An Ordination Anniversary -- 37 Years Later -- a Reflection

 



It was thirty-seven years ago today that I was ordained to the ministry of the Christian Church (Disciples of Christ) at Temple City Christian Church in the Pacific Southwest Region.  Unfortunately, that congregation no longer exists. However, during my final year of seminary, the church nurtured my sense of giftedness for ministry and allowed me to spread my wings, though at the time I assumed I would go on to a more academic form of ministry. I planned to get a Ph.D. and then teach, hopefully at a seminary. I didn't envision becoming a pastor of a local congregation. Last year, about this time, I completed twenty-three years of local church ministry. Though my retirement officially began on July 1, my final Sunday at Central Woodward Christian Church, where I served for thirteen years, came on June 13th.

▶ Data lines:
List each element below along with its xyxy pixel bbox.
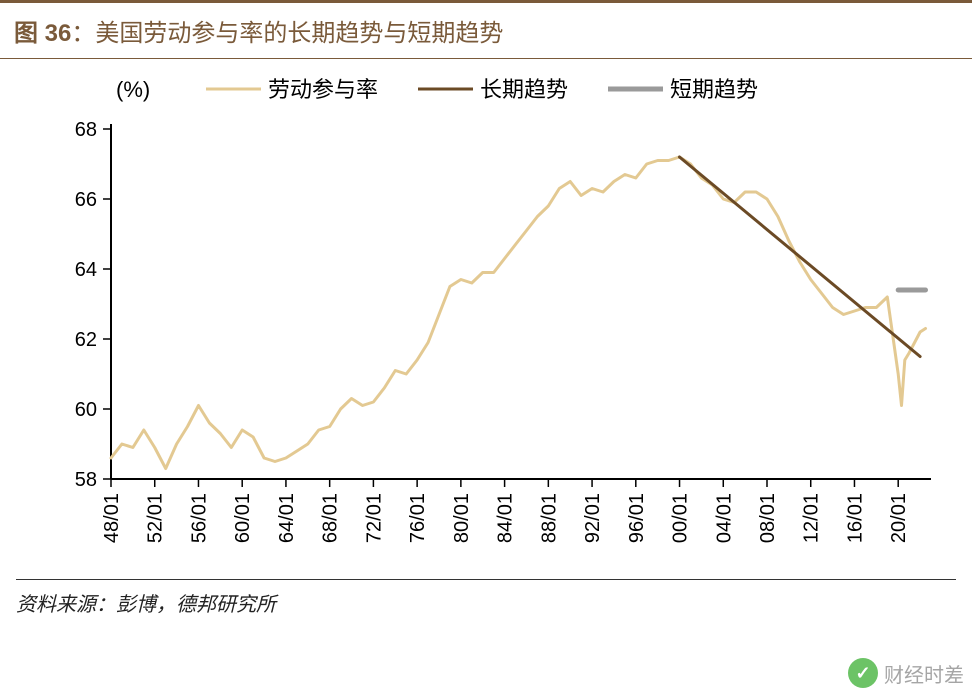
svg-text:48/01: 48/01 [101,493,123,543]
svg-text:12/01: 12/01 [801,493,823,543]
svg-text:20/01: 20/01 [888,493,910,543]
svg-text:58: 58 [75,469,97,491]
svg-text:62: 62 [75,329,97,351]
svg-text:60: 60 [75,399,97,421]
source-line: 资料来源：彭博，德邦研究所 [0,580,972,617]
svg-text:16/01: 16/01 [844,493,866,543]
svg-text:68: 68 [75,119,97,141]
svg-text:劳动参与率: 劳动参与率 [268,77,378,102]
svg-text:96/01: 96/01 [626,493,648,543]
svg-text:长期趋势: 长期趋势 [480,77,568,102]
svg-text:66: 66 [75,189,97,211]
figure-title: 图 36：美国劳动参与率的长期趋势与短期趋势 [14,20,503,47]
figure-number: 图 36 [14,20,71,47]
svg-text:(%): (%) [116,77,150,102]
svg-text:00/01: 00/01 [670,493,692,543]
svg-text:80/01: 80/01 [451,493,473,543]
svg-text:92/01: 92/01 [582,493,604,543]
svg-text:76/01: 76/01 [407,493,429,543]
figure-title-sep: ： [71,20,95,47]
svg-text:60/01: 60/01 [232,493,254,543]
chart-container: (%) 劳动参与率 长期趋势 短期趋势 58 60 62 64 66 68 48/01 52/01 56… [16,59,956,579]
figure-title-text: 美国劳动参与率的长期趋势与短期趋势 [95,20,503,47]
svg-text:08/01: 08/01 [757,493,779,543]
watermark-text: 财经时差 [884,659,964,688]
svg-text:88/01: 88/01 [538,493,560,543]
wechat-icon: ✓ [848,658,878,688]
source-text: 资料来源：彭博，德邦研究所 [16,594,276,616]
svg-text:04/01: 04/01 [713,493,735,543]
watermark: ✓ 财经时差 [848,658,964,688]
svg-text:64/01: 64/01 [276,493,298,543]
svg-text:68/01: 68/01 [320,493,342,543]
svg-text:56/01: 56/01 [188,493,210,543]
svg-text:84/01: 84/01 [495,493,517,543]
svg-text:短期趋势: 短期趋势 [670,77,758,102]
chart-svg: (%) 劳动参与率 长期趋势 短期趋势 58 60 62 64 66 68 48/01 52/01 56… [16,59,956,579]
figure-title-bar: 图 36：美国劳动参与率的长期趋势与短期趋势 [0,0,972,59]
svg-text:72/01: 72/01 [363,493,385,543]
svg-text:64: 64 [75,259,97,281]
svg-text:52/01: 52/01 [145,493,167,543]
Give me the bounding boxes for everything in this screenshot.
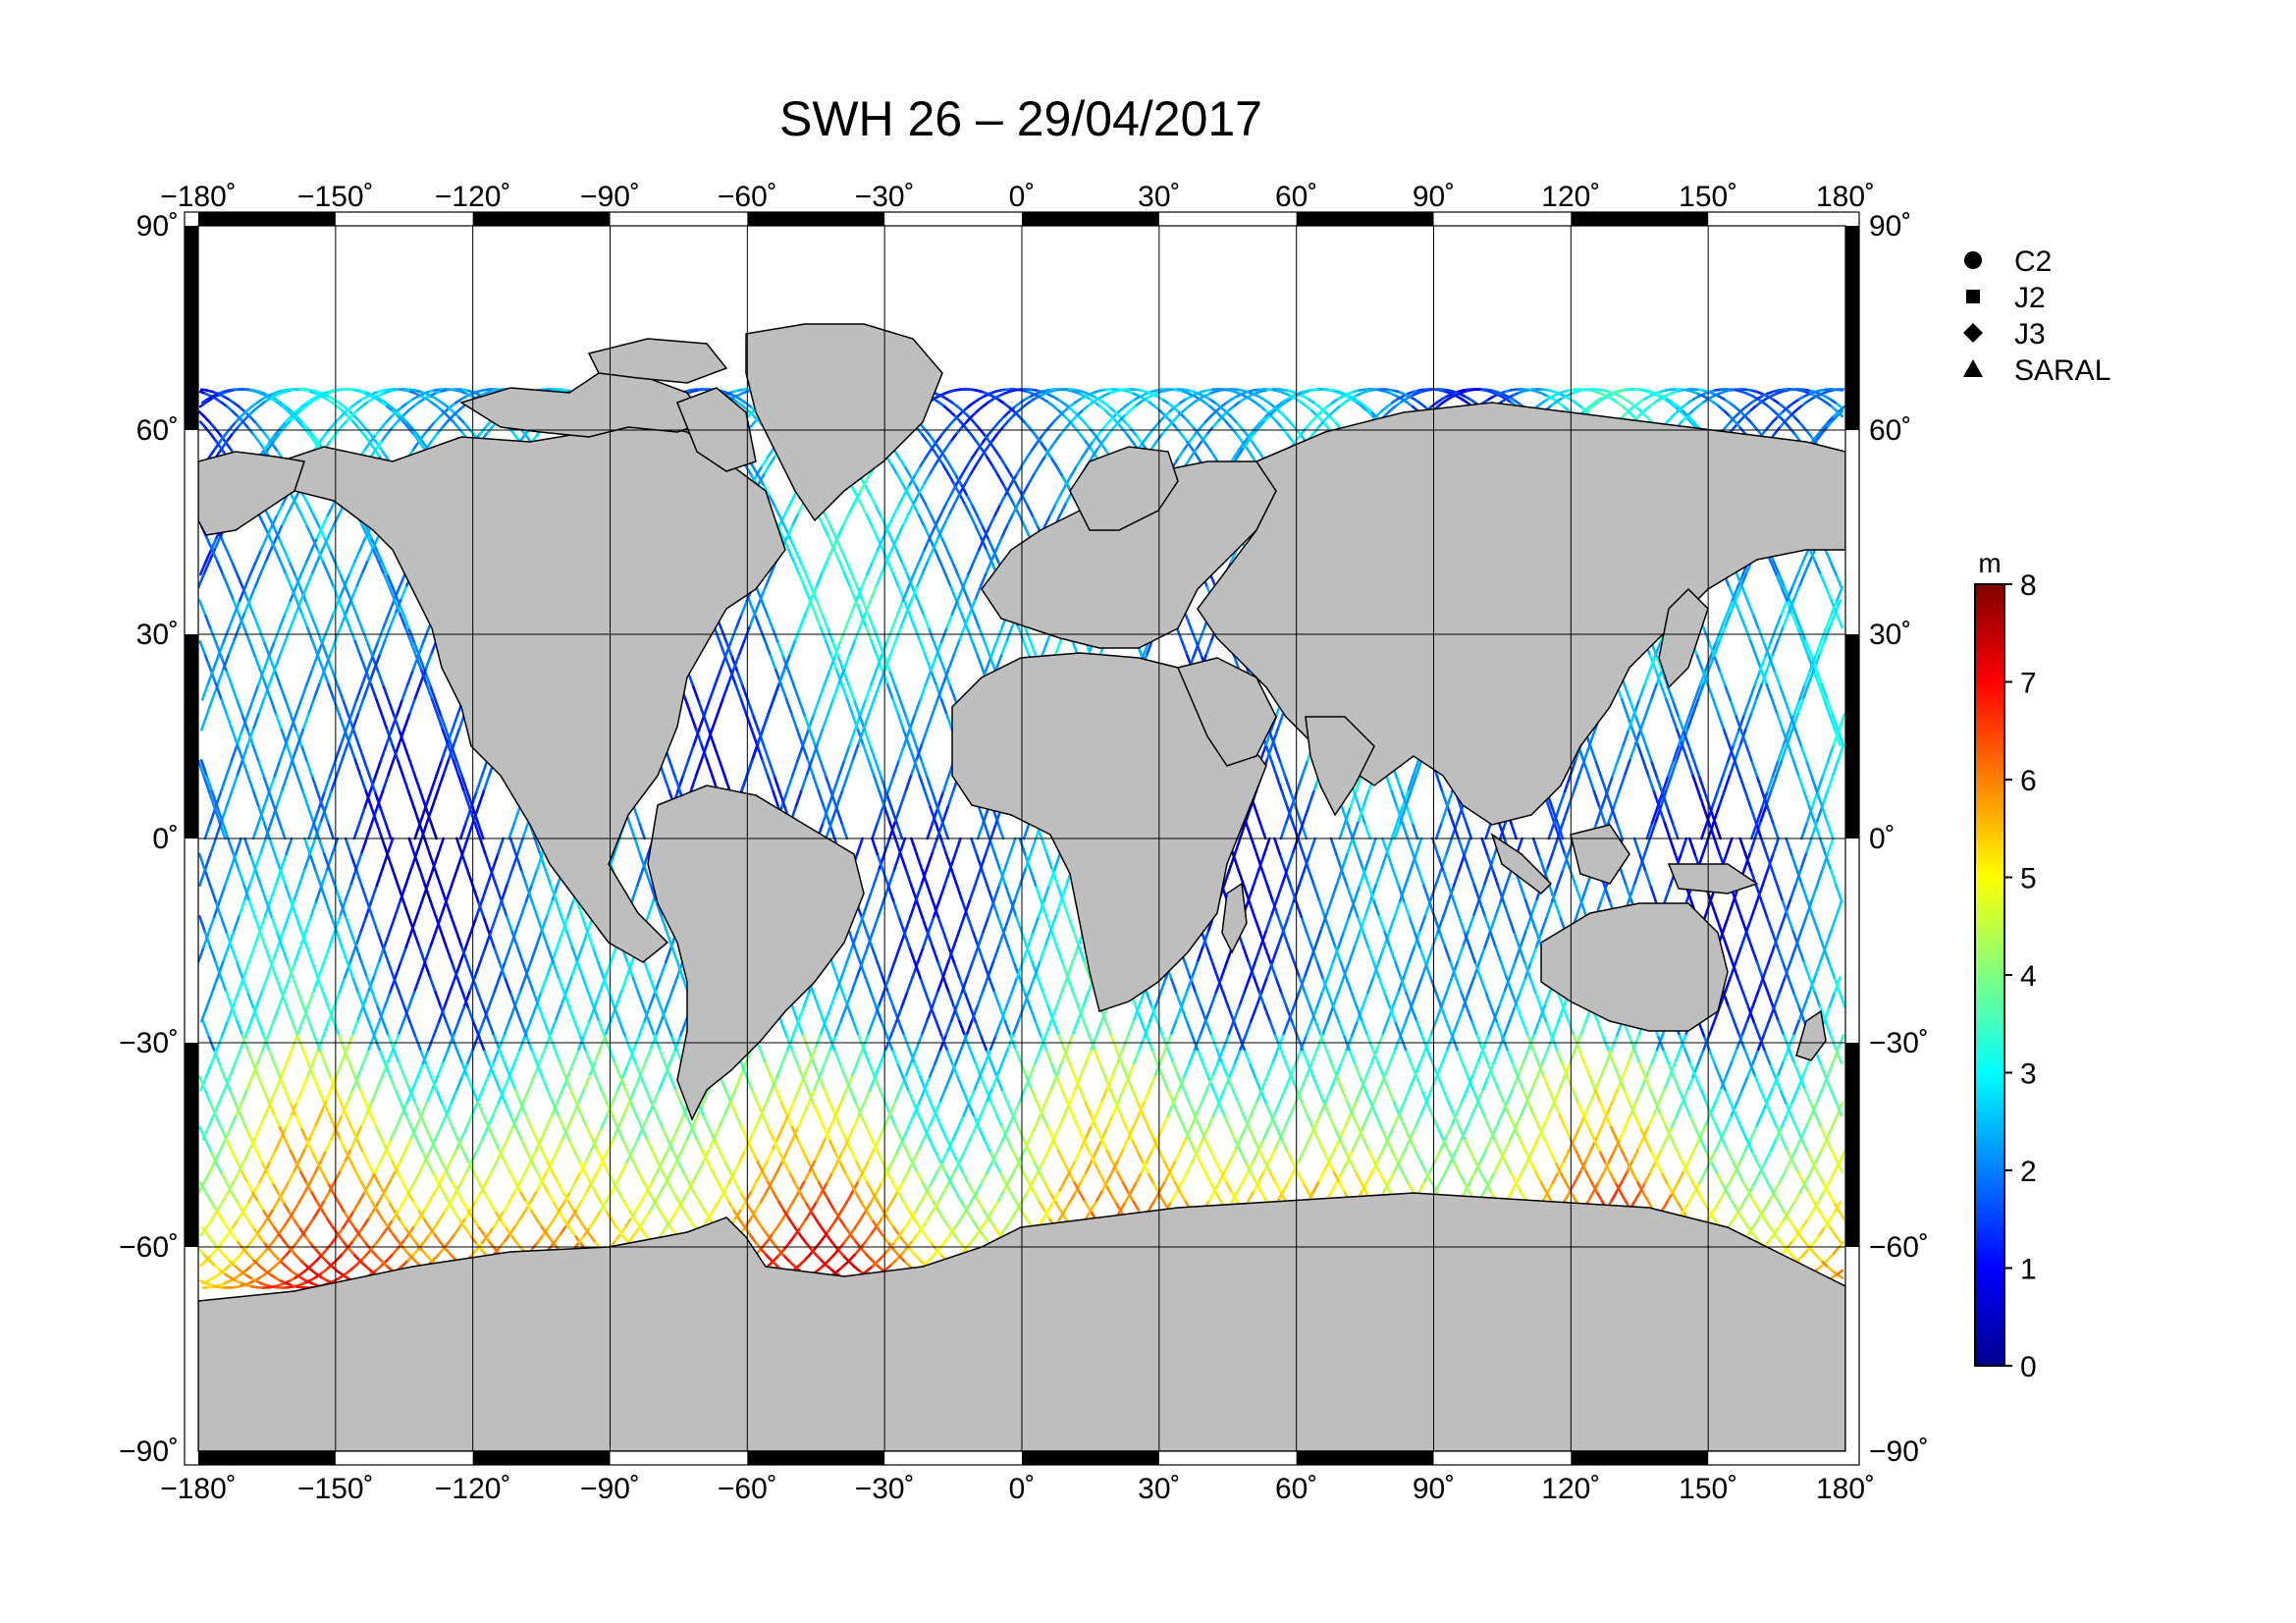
new-zealand (1795, 1009, 1827, 1061)
map-title: SWH 26 – 29/04/2017 (779, 91, 1262, 146)
colorbar-tick: 5 (2020, 863, 2037, 895)
map-frame (184, 211, 1860, 1466)
scandinavia (1069, 446, 1179, 531)
legend-label: C2 (2014, 245, 2052, 278)
colorbar-unit: m (1978, 548, 2001, 578)
colorbar-tick: 0 (2020, 1351, 2037, 1383)
lat-tick-right: 0˚ (1869, 823, 1896, 855)
lat-tick-left: −60˚ (119, 1231, 179, 1264)
lon-tick-bottom: 30˚ (1138, 1473, 1180, 1505)
legend-label: SARAL (2014, 354, 2110, 387)
lat-tick-left: 90˚ (136, 210, 179, 243)
madagascar (1221, 882, 1248, 954)
graticule (198, 226, 1845, 1451)
lon-tick-bottom: 0˚ (1009, 1473, 1036, 1505)
colorbar-tick: 1 (2020, 1254, 2037, 1286)
swh-colorbar: m 0 1 2 3 4 5 6 7 8 (1974, 548, 2037, 1383)
sumatra (1490, 833, 1553, 894)
lon-tick-bottom: 120˚ (1541, 1473, 1600, 1505)
lon-tick-bottom: −120˚ (435, 1473, 511, 1505)
lon-tick-top: 90˚ (1413, 181, 1455, 213)
lat-tick-right: 60˚ (1869, 414, 1911, 447)
lon-tick-top: 180˚ (1816, 181, 1875, 213)
lat-tick-left: −90˚ (119, 1435, 179, 1468)
lat-tick-left: 30˚ (136, 619, 179, 651)
lat-tick-right: −30˚ (1869, 1027, 1929, 1059)
lon-tick-bottom: 150˚ (1679, 1473, 1737, 1505)
diamond-marker-icon (1963, 323, 1983, 343)
lon-tick-top: 150˚ (1679, 181, 1737, 213)
lon-tick-top: 30˚ (1138, 181, 1180, 213)
lat-tick-right: −60˚ (1869, 1231, 1929, 1264)
lon-tick-bottom: −60˚ (718, 1473, 777, 1505)
lon-tick-bottom: 60˚ (1275, 1473, 1317, 1505)
triangle-marker-icon (1963, 359, 1983, 377)
colorbar-tick: 2 (2020, 1156, 2037, 1188)
lon-tick-top: −90˚ (580, 181, 640, 213)
arabian-peninsula (1176, 657, 1277, 767)
legend-label: J3 (2014, 318, 2046, 351)
lon-tick-bottom: −90˚ (580, 1473, 640, 1505)
lon-tick-bottom: −180˚ (160, 1473, 237, 1505)
legend-item-c2: C2 (1964, 245, 2052, 278)
legend-item-j3: J3 (1963, 318, 2046, 351)
colorbar-tick: 8 (2020, 569, 2037, 602)
borneo (1570, 824, 1630, 885)
greenland (745, 323, 943, 522)
africa (951, 652, 1267, 1012)
colorbar-tick: 7 (2020, 668, 2037, 700)
lon-tick-top: −60˚ (718, 181, 777, 213)
lon-tick-top: 60˚ (1275, 181, 1317, 213)
asia (1197, 402, 1845, 826)
lat-tick-left: 60˚ (136, 414, 179, 447)
circle-marker-icon (1964, 251, 1982, 269)
tick-labels: −180˚ −180˚ −150˚ −150˚ −120˚ −120˚ −90˚ −90˚ −6… (119, 181, 1929, 1505)
lon-tick-top: 120˚ (1541, 181, 1600, 213)
lon-tick-top: −180˚ (160, 181, 237, 213)
legend-label: J2 (2014, 282, 2046, 314)
ellesmere-island (587, 338, 728, 384)
lon-tick-bottom: 90˚ (1413, 1473, 1455, 1505)
south-america (647, 784, 865, 1121)
lat-tick-right: −90˚ (1869, 1435, 1929, 1468)
lat-tick-right: 90˚ (1869, 210, 1911, 243)
colorbar-tick: 6 (2020, 765, 2037, 797)
lon-tick-top: −150˚ (297, 181, 374, 213)
japan (1658, 587, 1709, 689)
lon-tick-top: −120˚ (435, 181, 511, 213)
legend-item-j2: J2 (1966, 282, 2046, 314)
lon-tick-bottom: −150˚ (297, 1473, 374, 1505)
lat-tick-right: 30˚ (1869, 619, 1911, 651)
india (1305, 716, 1375, 817)
new-guinea (1667, 863, 1759, 894)
square-marker-icon (1966, 290, 1980, 303)
legend-item-saral: SARAL (1963, 354, 2110, 387)
lat-tick-left: −30˚ (119, 1027, 179, 1059)
colorbar-tick: 4 (2020, 960, 2037, 993)
colorbar-gradient (1974, 583, 2005, 1367)
colorbar-tick: 3 (2020, 1058, 2037, 1091)
lon-tick-top: 0˚ (1009, 181, 1036, 213)
lat-tick-left: 0˚ (152, 823, 179, 855)
lon-tick-bottom: 180˚ (1816, 1473, 1875, 1505)
lon-tick-top: −30˚ (855, 181, 915, 213)
lon-tick-bottom: −30˚ (855, 1473, 915, 1505)
alaska (198, 451, 305, 536)
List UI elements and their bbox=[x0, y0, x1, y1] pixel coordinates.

▶ Directives:
- A) Answer from the ordination anniversary reflection:
(i) At which church was the writer ordained?
(ii) What did the writer plan to do instead of becoming a local pastor?
(iii) For how many years did the writer serve at Central Woodward Christian Church?
- B) Write out everything in the listing from the line containing "new-zealand (1795, 1009, 1827, 1061)" down to the line containing "legend-item-j3: J3 (1963, 318, 2046, 351)", both included, unchanged.
The reflection and the listing have no connection to each other.

▶ Outputs for the tasks:
- A)
(i) Temple City Christian Church
(ii) Get a Ph.D. and then teach, hopefully at a seminary
(iii) Thirteen years

- B)
new-zealand (1795, 1009, 1827, 1061)
map-title: SWH 26 – 29/04/2017 (779, 91, 1262, 146)
colorbar-tick: 5 (2020, 863, 2037, 895)
map-frame (184, 211, 1860, 1466)
scandinavia (1069, 446, 1179, 531)
legend-label: C2 (2014, 245, 2052, 278)
colorbar-unit: m (1978, 548, 2001, 578)
colorbar-tick: 0 (2020, 1351, 2037, 1383)
lat-tick-right: 0˚ (1869, 823, 1896, 855)
lat-tick-left: −60˚ (119, 1231, 179, 1264)
lon-tick-bottom: 30˚ (1138, 1473, 1180, 1505)
legend-label: SARAL (2014, 354, 2110, 387)
lat-tick-left: 90˚ (136, 210, 179, 243)
madagascar (1221, 882, 1248, 954)
graticule (198, 226, 1845, 1451)
lon-tick-bottom: 0˚ (1009, 1473, 1036, 1505)
colorbar-tick: 1 (2020, 1254, 2037, 1286)
swh-colorbar: m 0 1 2 3 4 5 6 7 8 (1974, 548, 2037, 1383)
sumatra (1490, 833, 1553, 894)
lon-tick-bottom: 120˚ (1541, 1473, 1600, 1505)
lon-tick-bottom: −120˚ (435, 1473, 511, 1505)
lon-tick-top: 90˚ (1413, 181, 1455, 213)
lat-tick-right: 60˚ (1869, 414, 1911, 447)
lon-tick-top: 180˚ (1816, 181, 1875, 213)
lat-tick-left: −90˚ (119, 1435, 179, 1468)
lat-tick-left: 30˚ (136, 619, 179, 651)
lat-tick-right: −30˚ (1869, 1027, 1929, 1059)
lon-tick-bottom: 150˚ (1679, 1473, 1737, 1505)
diamond-marker-icon (1963, 323, 1983, 343)
lon-tick-top: 150˚ (1679, 181, 1737, 213)
lon-tick-top: 30˚ (1138, 181, 1180, 213)
lat-tick-right: −60˚ (1869, 1231, 1929, 1264)
lon-tick-bottom: −60˚ (718, 1473, 777, 1505)
lon-tick-bottom: 60˚ (1275, 1473, 1317, 1505)
triangle-marker-icon (1963, 359, 1983, 377)
colorbar-tick: 2 (2020, 1156, 2037, 1188)
lon-tick-top: −90˚ (580, 181, 640, 213)
arabian-peninsula (1176, 657, 1277, 767)
legend-label: J3 (2014, 318, 2046, 351)
lon-tick-bottom: −90˚ (580, 1473, 640, 1505)
lon-tick-bottom: −180˚ (160, 1473, 237, 1505)
legend-item-c2: C2 (1964, 245, 2052, 278)
legend-item-j3: J3 (1963, 318, 2046, 351)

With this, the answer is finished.